• What to do:
Return the records that follow, matching each one exactly.

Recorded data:
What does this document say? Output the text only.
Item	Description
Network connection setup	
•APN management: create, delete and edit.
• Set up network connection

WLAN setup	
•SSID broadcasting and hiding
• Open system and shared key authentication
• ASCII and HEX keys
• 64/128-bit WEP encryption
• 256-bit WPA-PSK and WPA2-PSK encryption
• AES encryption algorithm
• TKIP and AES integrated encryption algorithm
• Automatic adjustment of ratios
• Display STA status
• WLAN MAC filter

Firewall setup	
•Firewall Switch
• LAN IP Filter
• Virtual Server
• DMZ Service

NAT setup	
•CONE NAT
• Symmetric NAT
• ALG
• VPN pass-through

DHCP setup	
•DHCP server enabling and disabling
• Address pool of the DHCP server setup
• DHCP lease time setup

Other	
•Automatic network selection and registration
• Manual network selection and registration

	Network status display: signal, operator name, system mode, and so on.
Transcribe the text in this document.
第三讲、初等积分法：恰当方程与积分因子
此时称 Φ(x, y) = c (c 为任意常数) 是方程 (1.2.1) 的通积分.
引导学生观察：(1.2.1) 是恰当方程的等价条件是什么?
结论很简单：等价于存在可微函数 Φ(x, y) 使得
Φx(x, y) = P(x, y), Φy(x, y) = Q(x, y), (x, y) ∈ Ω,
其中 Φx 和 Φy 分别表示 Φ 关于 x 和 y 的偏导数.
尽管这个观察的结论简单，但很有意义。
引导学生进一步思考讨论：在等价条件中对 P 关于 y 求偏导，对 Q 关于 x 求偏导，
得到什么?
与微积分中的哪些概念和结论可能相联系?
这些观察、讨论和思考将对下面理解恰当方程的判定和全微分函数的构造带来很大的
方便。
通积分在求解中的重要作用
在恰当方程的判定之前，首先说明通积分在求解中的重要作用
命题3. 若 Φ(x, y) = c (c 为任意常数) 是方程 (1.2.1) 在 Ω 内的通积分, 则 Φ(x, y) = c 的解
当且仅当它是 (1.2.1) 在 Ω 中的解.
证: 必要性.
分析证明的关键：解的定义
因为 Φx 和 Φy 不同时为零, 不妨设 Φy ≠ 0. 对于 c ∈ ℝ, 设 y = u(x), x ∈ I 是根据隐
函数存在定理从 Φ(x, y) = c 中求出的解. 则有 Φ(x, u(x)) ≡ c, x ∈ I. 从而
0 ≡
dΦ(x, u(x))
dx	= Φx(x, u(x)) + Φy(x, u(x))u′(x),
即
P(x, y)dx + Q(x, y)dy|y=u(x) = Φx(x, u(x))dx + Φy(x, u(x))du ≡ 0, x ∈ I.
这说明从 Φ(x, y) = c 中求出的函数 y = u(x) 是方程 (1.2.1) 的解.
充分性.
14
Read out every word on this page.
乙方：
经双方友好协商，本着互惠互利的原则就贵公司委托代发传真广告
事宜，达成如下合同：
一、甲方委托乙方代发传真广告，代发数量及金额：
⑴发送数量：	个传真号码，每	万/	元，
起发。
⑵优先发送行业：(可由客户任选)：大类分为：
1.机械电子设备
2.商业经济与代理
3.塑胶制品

• Written solution:
What does this document say? Output the text only.
Item	Description
Network connection setup	
•APN management: create, delete and edit.
• Set up network connection

WLAN setup	
•SSID broadcasting and hiding
• Open system and shared key authentication
• ASCII and HEX keys
• 64/128-bit WEP encryption
• 256-bit WPA-PSK and WPA2-PSK encryption
• AES encryption algorithm
• TKIP and AES integrated encryption algorithm
• Automatic adjustment of ratios
• Display STA status
• WLAN MAC filter

Firewall setup	
•Firewall Switch
• LAN IP Filter
• Virtual Server
• DMZ Service

NAT setup	
•CONE NAT
• Symmetric NAT
• ALG
• VPN pass-through

DHCP setup	
•DHCP server enabling and disabling
• Address pool of the DHCP server setup
• DHCP lease time setup

Other	
•Automatic network selection and registration
• Manual network selection and registration

	Network status display: signal, operator name, system mode, and so on.
Transcribe the text in this document.
第三讲、初等积分法：恰当方程与积分因子
此时称 Φ(x, y) = c (c 为任意常数) 是方程 (1.2.1) 的通积分.
引导学生观察：(1.2.1) 是恰当方程的等价条件是什么?
结论很简单：等价于存在可微函数 Φ(x, y) 使得
Φx(x, y) = P(x, y), Φy(x, y) = Q(x, y), (x, y) ∈ Ω,
其中 Φx 和 Φy 分别表示 Φ 关于 x 和 y 的偏导数.
尽管这个观察的结论简单，但很有意义。
引导学生进一步思考讨论：在等价条件中对 P 关于 y 求偏导，对 Q 关于 x 求偏导，
得到什么?
与微积分中的哪些概念和结论可能相联系?
这些观察、讨论和思考将对下面理解恰当方程的判定和全微分函数的构造带来很大的
方便。
通积分在求解中的重要作用
在恰当方程的判定之前，首先说明通积分在求解中的重要作用
命题3. 若 Φ(x, y) = c (c 为任意常数) 是方程 (1.2.1) 在 Ω 内的通积分, 则 Φ(x, y) = c 的解
当且仅当它是 (1.2.1) 在 Ω 中的解.
证: 必要性.
分析证明的关键：解的定义
因为 Φx 和 Φy 不同时为零, 不妨设 Φy ≠ 0. 对于 c ∈ ℝ, 设 y = u(x), x ∈ I 是根据隐
函数存在定理从 Φ(x, y) = c 中求出的解. 则有 Φ(x, u(x)) ≡ c, x ∈ I. 从而
0 ≡
dΦ(x, u(x))
dx	= Φx(x, u(x)) + Φy(x, u(x))u′(x),
即
P(x, y)dx + Q(x, y)dy|y=u(x) = Φx(x, u(x))dx + Φy(x, u(x))du ≡ 0, x ∈ I.
这说明从 Φ(x, y) = c 中求出的函数 y = u(x) 是方程 (1.2.1) 的解.
充分性.
14
Read out every word on this page.
乙方：
经双方友好协商，本着互惠互利的原则就贵公司委托代发传真广告
事宜，达成如下合同：
一、甲方委托乙方代发传真广告，代发数量及金额：
⑴发送数量：	个传真号码，每	万/	元，
起发。
⑵优先发送行业：(可由客户任选)：大类分为：
1.机械电子设备
2.商业经济与代理
3.塑胶制品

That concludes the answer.